▶ TASK REQUIREMENTS:
Check each line of the listing below for the string "title", and copy the ones that have it.

======

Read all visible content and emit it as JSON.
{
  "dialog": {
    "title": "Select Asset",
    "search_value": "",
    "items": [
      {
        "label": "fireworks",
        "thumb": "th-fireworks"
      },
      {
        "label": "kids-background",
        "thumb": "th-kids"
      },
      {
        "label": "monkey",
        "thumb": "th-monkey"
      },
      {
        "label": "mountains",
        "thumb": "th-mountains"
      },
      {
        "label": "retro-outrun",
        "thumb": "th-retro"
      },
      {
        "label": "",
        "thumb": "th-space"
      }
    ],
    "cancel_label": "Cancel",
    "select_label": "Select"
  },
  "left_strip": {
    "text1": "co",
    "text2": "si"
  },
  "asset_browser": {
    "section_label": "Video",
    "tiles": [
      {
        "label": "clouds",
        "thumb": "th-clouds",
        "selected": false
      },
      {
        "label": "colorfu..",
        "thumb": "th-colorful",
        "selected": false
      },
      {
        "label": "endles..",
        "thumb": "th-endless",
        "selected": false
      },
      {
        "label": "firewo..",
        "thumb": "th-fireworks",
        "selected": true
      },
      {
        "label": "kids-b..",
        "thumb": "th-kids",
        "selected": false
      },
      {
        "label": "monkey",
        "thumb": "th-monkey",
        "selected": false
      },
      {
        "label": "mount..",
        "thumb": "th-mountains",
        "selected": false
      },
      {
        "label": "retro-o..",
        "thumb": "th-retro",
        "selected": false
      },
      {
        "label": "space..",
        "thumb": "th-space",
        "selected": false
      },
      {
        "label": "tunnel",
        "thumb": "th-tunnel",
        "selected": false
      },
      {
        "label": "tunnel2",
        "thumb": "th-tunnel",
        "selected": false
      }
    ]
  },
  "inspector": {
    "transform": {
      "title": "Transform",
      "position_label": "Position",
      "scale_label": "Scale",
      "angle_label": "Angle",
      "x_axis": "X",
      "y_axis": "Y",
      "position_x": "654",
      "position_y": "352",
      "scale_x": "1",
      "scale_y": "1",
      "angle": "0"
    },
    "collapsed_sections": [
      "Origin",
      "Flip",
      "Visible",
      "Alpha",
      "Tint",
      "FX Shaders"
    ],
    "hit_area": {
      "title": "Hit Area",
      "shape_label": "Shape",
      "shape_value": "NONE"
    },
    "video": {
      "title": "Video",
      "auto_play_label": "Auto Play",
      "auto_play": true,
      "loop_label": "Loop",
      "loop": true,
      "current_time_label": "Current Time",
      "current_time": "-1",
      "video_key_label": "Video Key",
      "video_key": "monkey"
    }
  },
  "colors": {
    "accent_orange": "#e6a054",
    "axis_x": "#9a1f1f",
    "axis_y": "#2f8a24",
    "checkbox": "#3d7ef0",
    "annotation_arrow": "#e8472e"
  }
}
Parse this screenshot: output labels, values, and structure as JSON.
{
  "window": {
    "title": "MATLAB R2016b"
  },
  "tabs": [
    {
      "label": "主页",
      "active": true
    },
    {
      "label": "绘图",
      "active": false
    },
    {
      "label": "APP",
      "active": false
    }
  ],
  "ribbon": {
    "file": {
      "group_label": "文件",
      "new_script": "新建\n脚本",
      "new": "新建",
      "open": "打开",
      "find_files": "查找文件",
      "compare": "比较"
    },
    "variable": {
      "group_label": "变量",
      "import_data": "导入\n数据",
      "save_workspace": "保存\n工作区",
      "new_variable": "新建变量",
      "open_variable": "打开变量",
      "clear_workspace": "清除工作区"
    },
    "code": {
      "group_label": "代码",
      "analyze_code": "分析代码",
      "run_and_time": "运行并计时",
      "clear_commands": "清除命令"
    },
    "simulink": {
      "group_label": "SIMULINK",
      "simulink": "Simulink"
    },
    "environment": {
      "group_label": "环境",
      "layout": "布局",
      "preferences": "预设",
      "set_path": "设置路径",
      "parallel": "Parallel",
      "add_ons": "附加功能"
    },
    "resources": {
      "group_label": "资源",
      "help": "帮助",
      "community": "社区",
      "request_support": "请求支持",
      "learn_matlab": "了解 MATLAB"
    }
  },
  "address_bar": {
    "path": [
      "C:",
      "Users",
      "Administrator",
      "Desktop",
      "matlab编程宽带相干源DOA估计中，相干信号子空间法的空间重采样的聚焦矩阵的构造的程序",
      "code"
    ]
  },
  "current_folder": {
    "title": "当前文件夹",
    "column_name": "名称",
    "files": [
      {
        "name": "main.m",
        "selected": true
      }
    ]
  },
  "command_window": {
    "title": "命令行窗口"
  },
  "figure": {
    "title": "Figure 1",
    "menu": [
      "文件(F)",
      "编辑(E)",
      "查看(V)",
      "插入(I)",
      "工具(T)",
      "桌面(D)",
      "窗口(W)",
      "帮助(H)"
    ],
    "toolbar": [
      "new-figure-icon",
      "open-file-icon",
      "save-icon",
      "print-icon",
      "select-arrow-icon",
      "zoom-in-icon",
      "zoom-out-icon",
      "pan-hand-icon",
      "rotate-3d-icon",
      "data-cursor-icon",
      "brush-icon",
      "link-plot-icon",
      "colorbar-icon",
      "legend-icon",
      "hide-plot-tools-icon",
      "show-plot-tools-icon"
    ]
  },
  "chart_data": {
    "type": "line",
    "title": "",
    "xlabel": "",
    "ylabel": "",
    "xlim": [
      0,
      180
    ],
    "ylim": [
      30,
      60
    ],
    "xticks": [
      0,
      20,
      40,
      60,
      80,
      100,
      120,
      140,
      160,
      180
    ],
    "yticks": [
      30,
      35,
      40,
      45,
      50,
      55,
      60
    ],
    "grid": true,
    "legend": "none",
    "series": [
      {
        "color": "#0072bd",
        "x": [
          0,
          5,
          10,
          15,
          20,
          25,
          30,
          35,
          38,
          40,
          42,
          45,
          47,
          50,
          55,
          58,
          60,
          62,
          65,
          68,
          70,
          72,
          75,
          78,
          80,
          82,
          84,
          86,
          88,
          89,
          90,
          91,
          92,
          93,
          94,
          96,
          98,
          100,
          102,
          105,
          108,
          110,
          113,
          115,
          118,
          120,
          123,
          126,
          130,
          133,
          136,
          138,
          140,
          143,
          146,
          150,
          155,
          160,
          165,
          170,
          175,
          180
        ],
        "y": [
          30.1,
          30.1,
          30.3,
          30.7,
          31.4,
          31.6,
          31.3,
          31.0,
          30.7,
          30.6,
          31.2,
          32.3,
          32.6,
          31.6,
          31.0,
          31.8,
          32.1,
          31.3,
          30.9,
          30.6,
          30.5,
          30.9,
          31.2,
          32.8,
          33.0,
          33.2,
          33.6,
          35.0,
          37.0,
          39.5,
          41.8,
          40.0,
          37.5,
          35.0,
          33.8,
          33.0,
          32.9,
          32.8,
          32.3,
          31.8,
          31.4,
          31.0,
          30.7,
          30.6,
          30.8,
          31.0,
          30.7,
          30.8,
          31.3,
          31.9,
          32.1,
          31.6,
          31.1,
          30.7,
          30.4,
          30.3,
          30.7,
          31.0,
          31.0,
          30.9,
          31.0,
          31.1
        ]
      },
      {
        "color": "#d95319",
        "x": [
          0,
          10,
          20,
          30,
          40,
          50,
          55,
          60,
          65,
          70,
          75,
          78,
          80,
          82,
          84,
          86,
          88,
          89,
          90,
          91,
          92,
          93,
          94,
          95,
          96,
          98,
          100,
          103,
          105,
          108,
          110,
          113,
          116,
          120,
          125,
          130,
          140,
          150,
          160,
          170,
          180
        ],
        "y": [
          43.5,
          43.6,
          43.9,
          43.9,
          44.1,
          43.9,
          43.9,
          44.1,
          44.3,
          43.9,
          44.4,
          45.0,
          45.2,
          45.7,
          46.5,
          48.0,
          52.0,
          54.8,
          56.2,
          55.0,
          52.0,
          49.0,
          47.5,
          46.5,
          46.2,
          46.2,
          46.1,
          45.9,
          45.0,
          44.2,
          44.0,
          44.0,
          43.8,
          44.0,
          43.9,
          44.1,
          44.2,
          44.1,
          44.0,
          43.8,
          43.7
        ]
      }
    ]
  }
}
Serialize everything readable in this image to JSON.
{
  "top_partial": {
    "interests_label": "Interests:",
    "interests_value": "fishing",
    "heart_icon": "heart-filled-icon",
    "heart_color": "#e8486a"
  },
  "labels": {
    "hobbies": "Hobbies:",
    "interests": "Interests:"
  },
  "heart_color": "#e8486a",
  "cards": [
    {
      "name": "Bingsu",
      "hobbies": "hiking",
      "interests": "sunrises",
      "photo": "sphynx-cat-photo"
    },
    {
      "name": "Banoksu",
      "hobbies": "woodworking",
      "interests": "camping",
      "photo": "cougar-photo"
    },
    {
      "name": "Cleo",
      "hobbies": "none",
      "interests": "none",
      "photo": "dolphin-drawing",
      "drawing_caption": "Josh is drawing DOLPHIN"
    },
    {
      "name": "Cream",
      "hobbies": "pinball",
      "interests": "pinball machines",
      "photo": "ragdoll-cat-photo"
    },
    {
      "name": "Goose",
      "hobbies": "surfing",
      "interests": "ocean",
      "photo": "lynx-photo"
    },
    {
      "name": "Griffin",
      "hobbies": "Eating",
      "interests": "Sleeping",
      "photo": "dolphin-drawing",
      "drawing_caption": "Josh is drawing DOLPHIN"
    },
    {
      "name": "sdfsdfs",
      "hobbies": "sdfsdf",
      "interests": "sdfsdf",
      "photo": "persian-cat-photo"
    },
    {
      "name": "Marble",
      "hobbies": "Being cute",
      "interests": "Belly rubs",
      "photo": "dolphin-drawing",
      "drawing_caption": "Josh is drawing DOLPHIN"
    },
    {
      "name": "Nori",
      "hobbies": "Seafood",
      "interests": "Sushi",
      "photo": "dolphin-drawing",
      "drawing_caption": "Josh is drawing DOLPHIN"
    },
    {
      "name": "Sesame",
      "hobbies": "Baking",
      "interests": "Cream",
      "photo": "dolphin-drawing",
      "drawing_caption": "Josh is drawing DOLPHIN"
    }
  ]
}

======

▶ SOLUTION TO THIS EXERCISE:
    "title": "Select Asset",
      "title": "Transform",
      "title": "Hit Area",
      "title": "Video",
    "title": "MATLAB R2016b"
    "title": "当前文件夹",
    "title": "命令行窗口"
    "title": "Figure 1",
    "title": "",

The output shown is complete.